-- begin Stored rows --

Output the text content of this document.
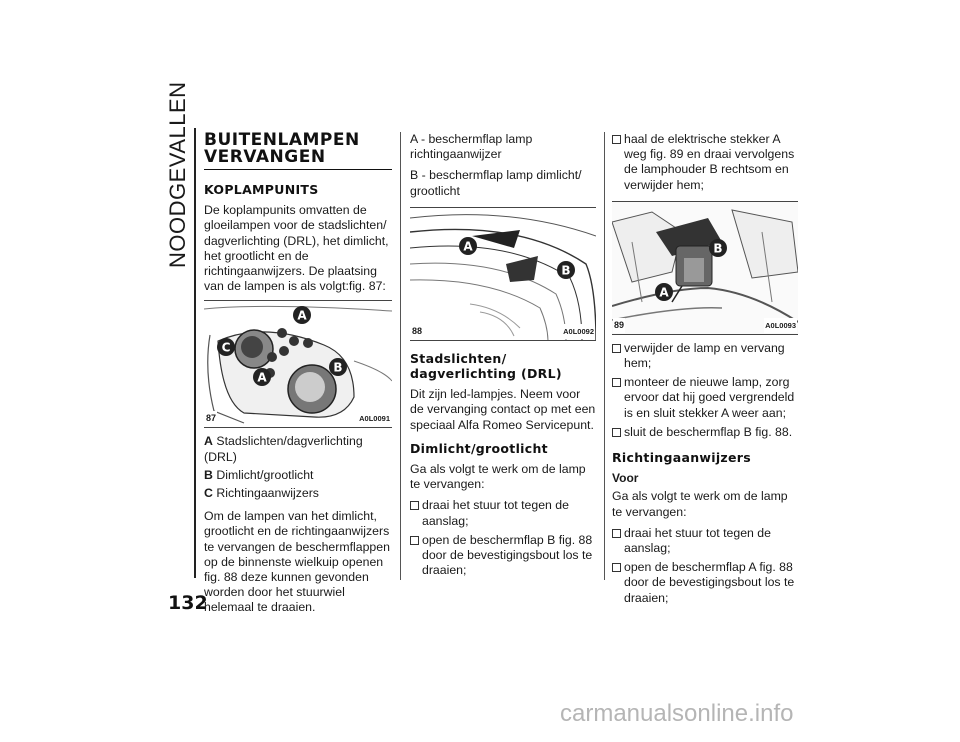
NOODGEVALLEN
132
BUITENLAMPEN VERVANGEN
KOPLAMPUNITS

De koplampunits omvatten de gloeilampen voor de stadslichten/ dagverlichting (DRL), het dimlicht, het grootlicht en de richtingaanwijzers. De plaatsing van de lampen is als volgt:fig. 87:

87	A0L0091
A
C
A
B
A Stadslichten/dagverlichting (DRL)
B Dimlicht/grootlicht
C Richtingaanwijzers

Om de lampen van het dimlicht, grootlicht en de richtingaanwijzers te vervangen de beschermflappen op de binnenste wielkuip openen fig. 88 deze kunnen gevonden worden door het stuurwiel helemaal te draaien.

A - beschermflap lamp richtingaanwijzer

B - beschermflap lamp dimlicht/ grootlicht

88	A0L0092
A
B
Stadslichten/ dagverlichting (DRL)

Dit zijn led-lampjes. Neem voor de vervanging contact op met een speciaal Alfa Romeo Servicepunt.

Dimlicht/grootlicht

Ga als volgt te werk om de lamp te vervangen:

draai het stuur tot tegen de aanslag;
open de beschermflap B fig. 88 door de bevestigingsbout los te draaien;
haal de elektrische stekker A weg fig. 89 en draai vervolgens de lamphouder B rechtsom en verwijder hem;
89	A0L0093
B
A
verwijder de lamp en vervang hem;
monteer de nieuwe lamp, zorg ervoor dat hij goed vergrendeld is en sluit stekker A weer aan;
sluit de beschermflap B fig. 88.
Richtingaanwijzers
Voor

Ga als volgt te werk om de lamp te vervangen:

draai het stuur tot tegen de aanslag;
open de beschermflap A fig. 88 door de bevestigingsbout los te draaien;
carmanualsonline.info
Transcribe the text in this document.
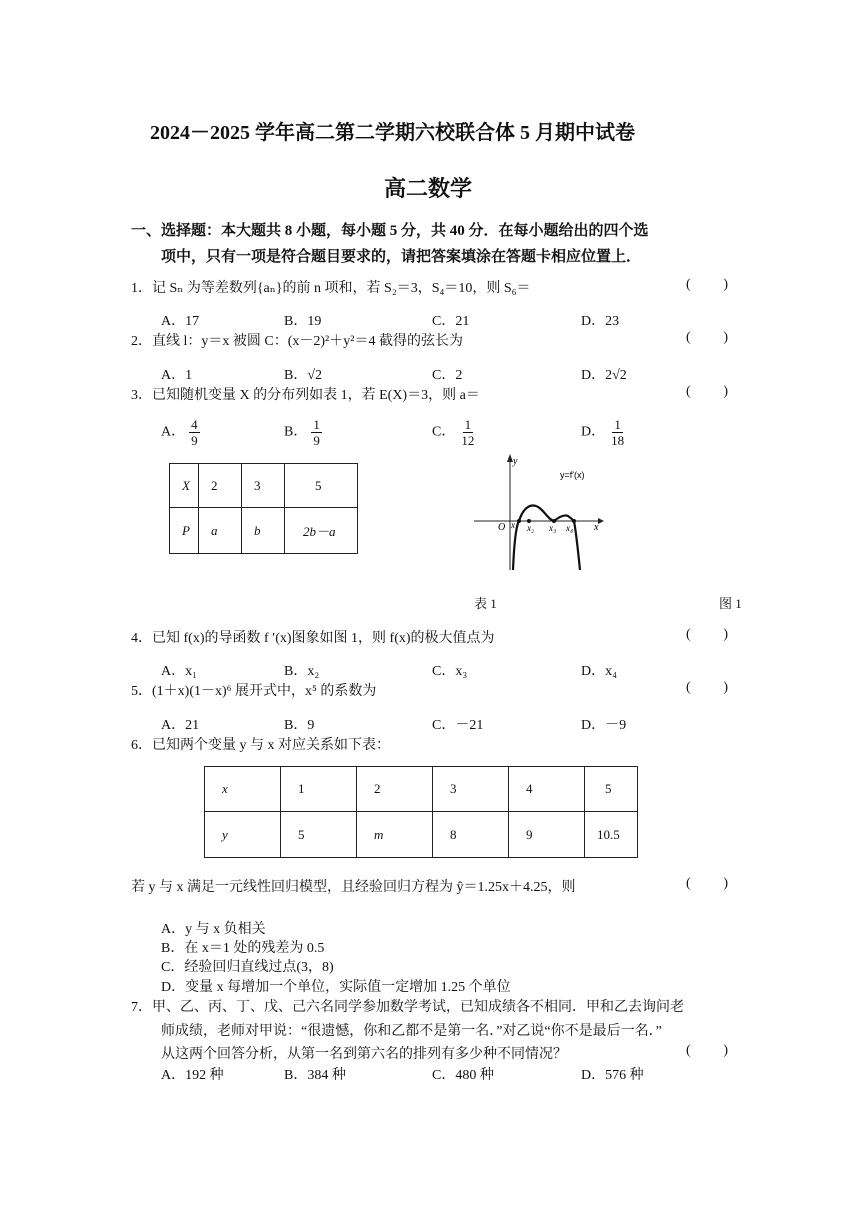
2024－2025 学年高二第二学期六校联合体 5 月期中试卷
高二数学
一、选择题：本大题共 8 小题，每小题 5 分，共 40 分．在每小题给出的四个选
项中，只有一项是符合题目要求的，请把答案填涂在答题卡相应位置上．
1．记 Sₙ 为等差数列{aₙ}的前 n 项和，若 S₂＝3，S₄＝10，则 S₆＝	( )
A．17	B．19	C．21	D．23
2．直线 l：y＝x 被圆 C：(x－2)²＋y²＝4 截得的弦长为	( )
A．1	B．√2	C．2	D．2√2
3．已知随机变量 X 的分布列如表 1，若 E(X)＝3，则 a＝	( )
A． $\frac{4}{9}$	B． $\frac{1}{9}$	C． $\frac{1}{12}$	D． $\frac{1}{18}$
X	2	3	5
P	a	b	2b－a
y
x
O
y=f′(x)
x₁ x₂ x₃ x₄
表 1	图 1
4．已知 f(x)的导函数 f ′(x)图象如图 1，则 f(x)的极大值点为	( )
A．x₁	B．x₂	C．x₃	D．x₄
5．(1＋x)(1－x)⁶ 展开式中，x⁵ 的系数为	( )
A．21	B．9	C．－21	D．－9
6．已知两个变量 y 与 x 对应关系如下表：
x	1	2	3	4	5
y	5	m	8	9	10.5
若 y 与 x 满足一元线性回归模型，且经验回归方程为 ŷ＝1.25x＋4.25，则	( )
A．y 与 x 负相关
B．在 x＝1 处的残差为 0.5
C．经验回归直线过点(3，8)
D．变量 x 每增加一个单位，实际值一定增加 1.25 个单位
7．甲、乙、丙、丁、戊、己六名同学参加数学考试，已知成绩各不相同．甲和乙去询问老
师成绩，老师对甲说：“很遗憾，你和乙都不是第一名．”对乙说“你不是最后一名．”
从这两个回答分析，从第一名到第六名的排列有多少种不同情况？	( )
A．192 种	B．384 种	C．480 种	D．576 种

-- end Stored rows --

* What is asked:
Every entry should be returned exactly as written, minus the pictures.

* Correct output:
Output the text content of this document.
NOODGEVALLEN
132
BUITENLAMPEN VERVANGEN
KOPLAMPUNITS

De koplampunits omvatten de gloeilampen voor de stadslichten/ dagverlichting (DRL), het dimlicht, het grootlicht en de richtingaanwijzers. De plaatsing van de lampen is als volgt:fig. 87:

87	A0L0091
A
C
A
B
A Stadslichten/dagverlichting (DRL)
B Dimlicht/grootlicht
C Richtingaanwijzers

Om de lampen van het dimlicht, grootlicht en de richtingaanwijzers te vervangen de beschermflappen op de binnenste wielkuip openen fig. 88 deze kunnen gevonden worden door het stuurwiel helemaal te draaien.

A - beschermflap lamp richtingaanwijzer

B - beschermflap lamp dimlicht/ grootlicht

88	A0L0092
A
B
Stadslichten/ dagverlichting (DRL)

Dit zijn led-lampjes. Neem voor de vervanging contact op met een speciaal Alfa Romeo Servicepunt.

Dimlicht/grootlicht

Ga als volgt te werk om de lamp te vervangen:

draai het stuur tot tegen de aanslag;
open de beschermflap B fig. 88 door de bevestigingsbout los te draaien;
haal de elektrische stekker A weg fig. 89 en draai vervolgens de lamphouder B rechtsom en verwijder hem;
89	A0L0093
B
A
verwijder de lamp en vervang hem;
monteer de nieuwe lamp, zorg ervoor dat hij goed vergrendeld is en sluit stekker A weer aan;
sluit de beschermflap B fig. 88.
Richtingaanwijzers
Voor

Ga als volgt te werk om de lamp te vervangen:

draai het stuur tot tegen de aanslag;
open de beschermflap A fig. 88 door de bevestigingsbout los te draaien;
carmanualsonline.info
Transcribe the text in this document.
2024－2025 学年高二第二学期六校联合体 5 月期中试卷
高二数学
一、选择题：本大题共 8 小题，每小题 5 分，共 40 分．在每小题给出的四个选
项中，只有一项是符合题目要求的，请把答案填涂在答题卡相应位置上．
1．记 Sₙ 为等差数列{aₙ}的前 n 项和，若 S₂＝3，S₄＝10，则 S₆＝	( )
A．17	B．19	C．21	D．23
2．直线 l：y＝x 被圆 C：(x－2)²＋y²＝4 截得的弦长为	( )
A．1	B．√2	C．2	D．2√2
3．已知随机变量 X 的分布列如表 1，若 E(X)＝3，则 a＝	( )
A． $\frac{4}{9}$	B． $\frac{1}{9}$	C． $\frac{1}{12}$	D． $\frac{1}{18}$
X	2	3	5
P	a	b	2b－a
y
x
O
y=f′(x)
x₁ x₂ x₃ x₄
表 1	图 1
4．已知 f(x)的导函数 f ′(x)图象如图 1，则 f(x)的极大值点为	( )
A．x₁	B．x₂	C．x₃	D．x₄
5．(1＋x)(1－x)⁶ 展开式中，x⁵ 的系数为	( )
A．21	B．9	C．－21	D．－9
6．已知两个变量 y 与 x 对应关系如下表：
x	1	2	3	4	5
y	5	m	8	9	10.5
若 y 与 x 满足一元线性回归模型，且经验回归方程为 ŷ＝1.25x＋4.25，则	( )
A．y 与 x 负相关
B．在 x＝1 处的残差为 0.5
C．经验回归直线过点(3，8)
D．变量 x 每增加一个单位，实际值一定增加 1.25 个单位
7．甲、乙、丙、丁、戊、己六名同学参加数学考试，已知成绩各不相同．甲和乙去询问老
师成绩，老师对甲说：“很遗憾，你和乙都不是第一名．”对乙说“你不是最后一名．”
从这两个回答分析，从第一名到第六名的排列有多少种不同情况？	( )
A．192 种	B．384 种	C．480 种	D．576 种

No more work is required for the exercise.